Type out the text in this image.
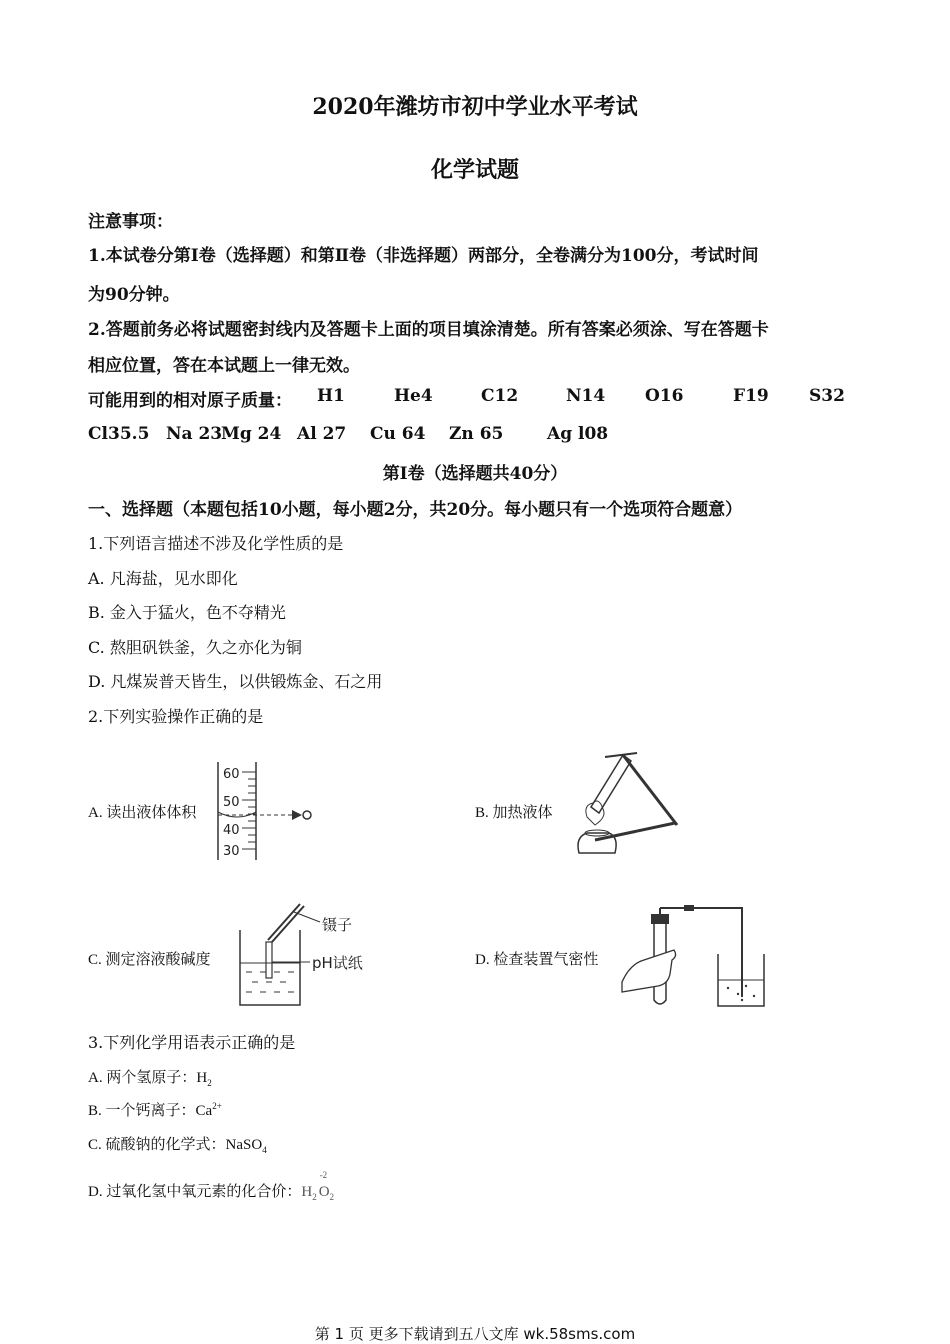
2020年潍坊市初中学业水平考试
化学试题
注意事项：
1.本试卷分第Ⅰ卷（选择题）和第Ⅱ卷（非选择题）两部分，全卷满分为100分，考试时间
为90分钟。
2.答题前务必将试题密封线内及答题卡上面的项目填涂清楚。所有答案必须涂、写在答题卡
相应位置，答在本试题上一律无效。
可能用到的相对原子质量： H1	He4	C12	N14 O16	F19 S32
Cl35.5 Na 23
Mg 24 Al 27 Cu 64 Zn 65	Ag l08
第Ⅰ卷（选择题共40分）
一、选择题（本题包括10小题，每小题2分，共20分。每小题只有一个选项符合题意）
1.下列语言描述不涉及化学性质的是
A. 凡海盐，见水即化
B. 金入于猛火，色不夺精光
C. 熬胆矾铁釜，久之亦化为铜
D. 凡煤炭普天皆生，以供锻炼金、石之用
2.下列实验操作正确的是
A. 读出液体体积
60
50
40
30
B. 加热液体
C. 测定溶液酸碱度
镊子
pH试纸	D. 检查装置气密性
3.下列化学用语表示正确的是
A. 两个氢原子：$H_2$
B. 一个钙离子：$Ca^{2+}$
C. 硫酸钠的化学式：NaSO$_4$
D. 过氧化氢中氧元素的化合价：$H_2$
-2
$O_2$
第 1 页 更多下载请到五八文库 wk.58sms.com
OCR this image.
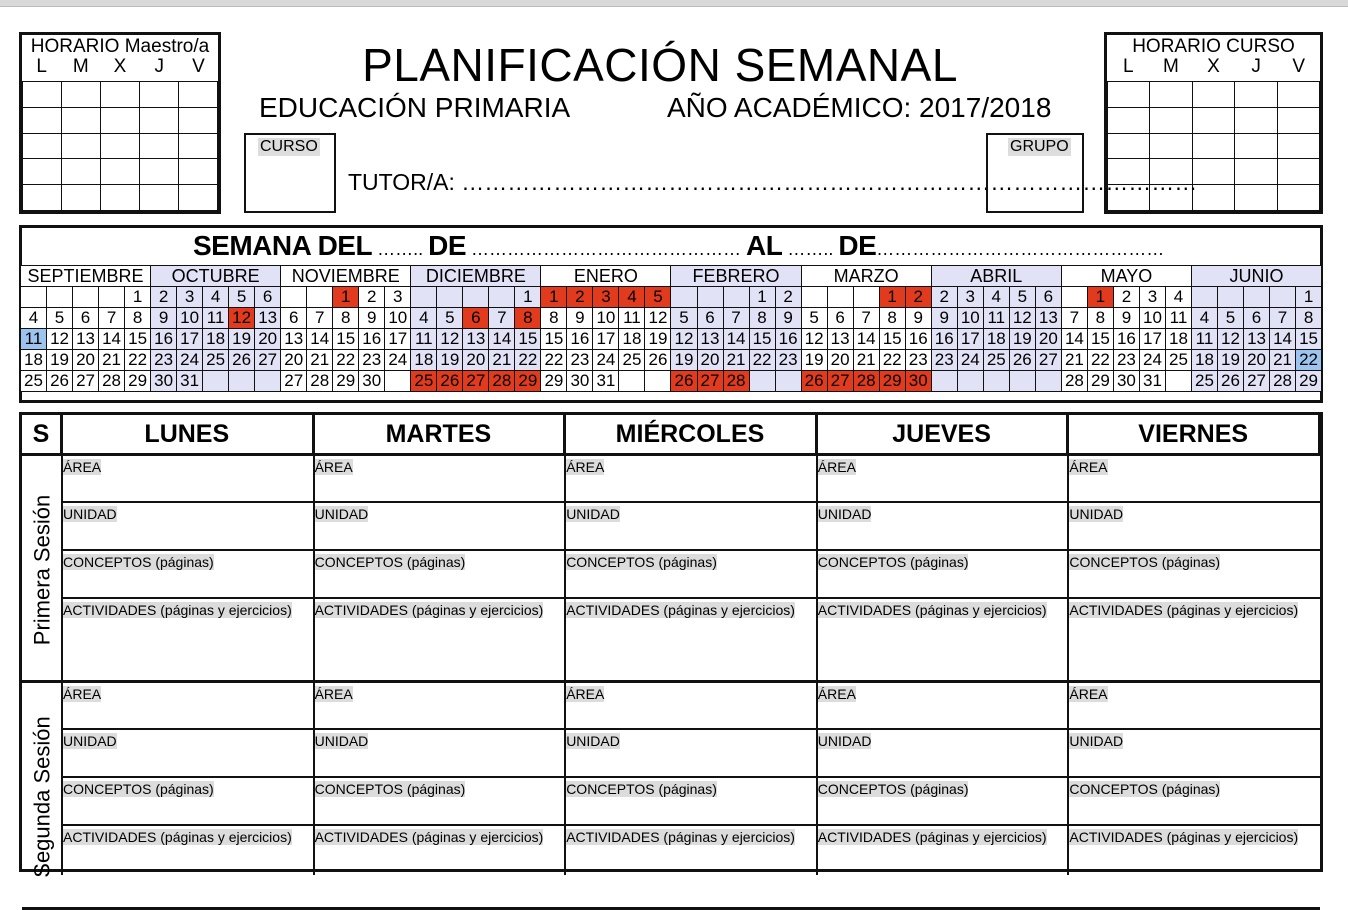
HORARIO Maestro/a
L	M	X	J	V

HORARIO CURSO
L	M	X	J	V

PLANIFICACIÓN SEMANAL
EDUCACIÓN PRIMARIA	AÑO ACADÉMICO: 2017/2018
CURSO
TUTOR/A: ……………………………………………………………………………………
GRUPO
SEMANA DEL …….. DE ……………………………………… AL …….. DE…………………………………………
SEPTIEMBRE					OCTUBRE					NOVIEMBRE					DICIEMBRE					ENERO					FEBRERO					MARZO					ABRIL					MAYO					JUNIO				
				1	2	3	4	5	6			1	2	3					1	1	2	3	4	5				1	2				1	2	2	3	4	5	6		1	2	3	4					1
4	5	6	7	8	9	10	11	12	13	6	7	8	9	10	4	5	6	7	8	8	9	10	11	12	5	6	7	8	9	5	6	7	8	9	9	10	11	12	13	7	8	9	10	11	4	5	6	7	8
11	12	13	14	15	16	17	18	19	20	13	14	15	16	17	11	12	13	14	15	15	16	17	18	19	12	13	14	15	16	12	13	14	15	16	16	17	18	19	20	14	15	16	17	18	11	12	13	14	15
18	19	20	21	22	23	24	25	26	27	20	21	22	23	24	18	19	20	21	22	22	23	24	25	26	19	20	21	22	23	19	20	21	22	23	23	24	25	26	27	21	22	23	24	25	18	19	20	21	22
25	26	27	28	29	30	31				27	28	29	30		25	26	27	28	29	29	30	31			26	27	28			26	27	28	29	30						28	29	30	31		25	26	27	28	29
S	LUNES	MARTES	MIÉRCOLES	JUEVES	VIERNES
ÁREA	ÁREA	ÁREA	ÁREA	ÁREA
UNIDAD	UNIDAD	UNIDAD	UNIDAD	UNIDAD
CONCEPTOS (páginas)	CONCEPTOS (páginas)	CONCEPTOS (páginas)	CONCEPTOS (páginas)	CONCEPTOS (páginas)
ACTIVIDADES (páginas y ejercicios) ACTIVIDADES (páginas y ejercicios) ACTIVIDADES (páginas y ejercicios) ACTIVIDADES (páginas y ejercicios) ACTIVIDADES (páginas y ejercicios)
Primera Sesión
ÁREA	ÁREA	ÁREA	ÁREA	ÁREA
UNIDAD	UNIDAD	UNIDAD	UNIDAD	UNIDAD
CONCEPTOS (páginas)	CONCEPTOS (páginas)	CONCEPTOS (páginas)	CONCEPTOS (páginas)	CONCEPTOS (páginas)
ACTIVIDADES (páginas y ejercicios) ACTIVIDADES (páginas y ejercicios) ACTIVIDADES (páginas y ejercicios) ACTIVIDADES (páginas y ejercicios) ACTIVIDADES (páginas y ejercicios)
Segunda Sesión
- - -
*GOAL OF THE EXERCISE:* Keep the pictures out of the copy and return the rest of the data above exactly.

*REPLY TO THE TASK:*
Type out the text in this image.
2020年潍坊市初中学业水平考试
化学试题
注意事项：
1.本试卷分第Ⅰ卷（选择题）和第Ⅱ卷（非选择题）两部分，全卷满分为100分，考试时间
为90分钟。
2.答题前务必将试题密封线内及答题卡上面的项目填涂清楚。所有答案必须涂、写在答题卡
相应位置，答在本试题上一律无效。
可能用到的相对原子质量： H1	He4	C12	N14 O16	F19 S32
Cl35.5 Na 23
Mg 24 Al 27 Cu 64 Zn 65	Ag l08
第Ⅰ卷（选择题共40分）
一、选择题（本题包括10小题，每小题2分，共20分。每小题只有一个选项符合题意）
1.下列语言描述不涉及化学性质的是
A. 凡海盐，见水即化
B. 金入于猛火，色不夺精光
C. 熬胆矾铁釜，久之亦化为铜
D. 凡煤炭普天皆生，以供锻炼金、石之用
2.下列实验操作正确的是
A. 读出液体体积
60
50
40
30
B. 加热液体
C. 测定溶液酸碱度
镊子
pH试纸	D. 检查装置气密性
3.下列化学用语表示正确的是
A. 两个氢原子：$H_2$
B. 一个钙离子：$Ca^{2+}$
C. 硫酸钠的化学式：NaSO$_4$
D. 过氧化氢中氧元素的化合价：$H_2$
-2
$O_2$
第 1 页 更多下载请到五八文库 wk.58sms.com
OCR this image.
HORARIO Maestro/a
L	M	X	J	V

HORARIO CURSO
L	M	X	J	V

PLANIFICACIÓN SEMANAL
EDUCACIÓN PRIMARIA	AÑO ACADÉMICO: 2017/2018
CURSO
TUTOR/A: ……………………………………………………………………………………
GRUPO
SEMANA DEL …….. DE ……………………………………… AL …….. DE…………………………………………
SEPTIEMBRE					OCTUBRE					NOVIEMBRE					DICIEMBRE					ENERO					FEBRERO					MARZO					ABRIL					MAYO					JUNIO				
				1	2	3	4	5	6			1	2	3					1	1	2	3	4	5				1	2				1	2	2	3	4	5	6		1	2	3	4					1
4	5	6	7	8	9	10	11	12	13	6	7	8	9	10	4	5	6	7	8	8	9	10	11	12	5	6	7	8	9	5	6	7	8	9	9	10	11	12	13	7	8	9	10	11	4	5	6	7	8
11	12	13	14	15	16	17	18	19	20	13	14	15	16	17	11	12	13	14	15	15	16	17	18	19	12	13	14	15	16	12	13	14	15	16	16	17	18	19	20	14	15	16	17	18	11	12	13	14	15
18	19	20	21	22	23	24	25	26	27	20	21	22	23	24	18	19	20	21	22	22	23	24	25	26	19	20	21	22	23	19	20	21	22	23	23	24	25	26	27	21	22	23	24	25	18	19	20	21	22
25	26	27	28	29	30	31				27	28	29	30		25	26	27	28	29	29	30	31			26	27	28			26	27	28	29	30						28	29	30	31		25	26	27	28	29
S	LUNES	MARTES	MIÉRCOLES	JUEVES	VIERNES
ÁREA	ÁREA	ÁREA	ÁREA	ÁREA
UNIDAD	UNIDAD	UNIDAD	UNIDAD	UNIDAD
CONCEPTOS (páginas)	CONCEPTOS (páginas)	CONCEPTOS (páginas)	CONCEPTOS (páginas)	CONCEPTOS (páginas)
ACTIVIDADES (páginas y ejercicios) ACTIVIDADES (páginas y ejercicios) ACTIVIDADES (páginas y ejercicios) ACTIVIDADES (páginas y ejercicios) ACTIVIDADES (páginas y ejercicios)
Primera Sesión
ÁREA	ÁREA	ÁREA	ÁREA	ÁREA
UNIDAD	UNIDAD	UNIDAD	UNIDAD	UNIDAD
CONCEPTOS (páginas)	CONCEPTOS (páginas)	CONCEPTOS (páginas)	CONCEPTOS (páginas)	CONCEPTOS (páginas)
ACTIVIDADES (páginas y ejercicios) ACTIVIDADES (páginas y ejercicios) ACTIVIDADES (páginas y ejercicios) ACTIVIDADES (páginas y ejercicios) ACTIVIDADES (páginas y ejercicios)
Segunda Sesión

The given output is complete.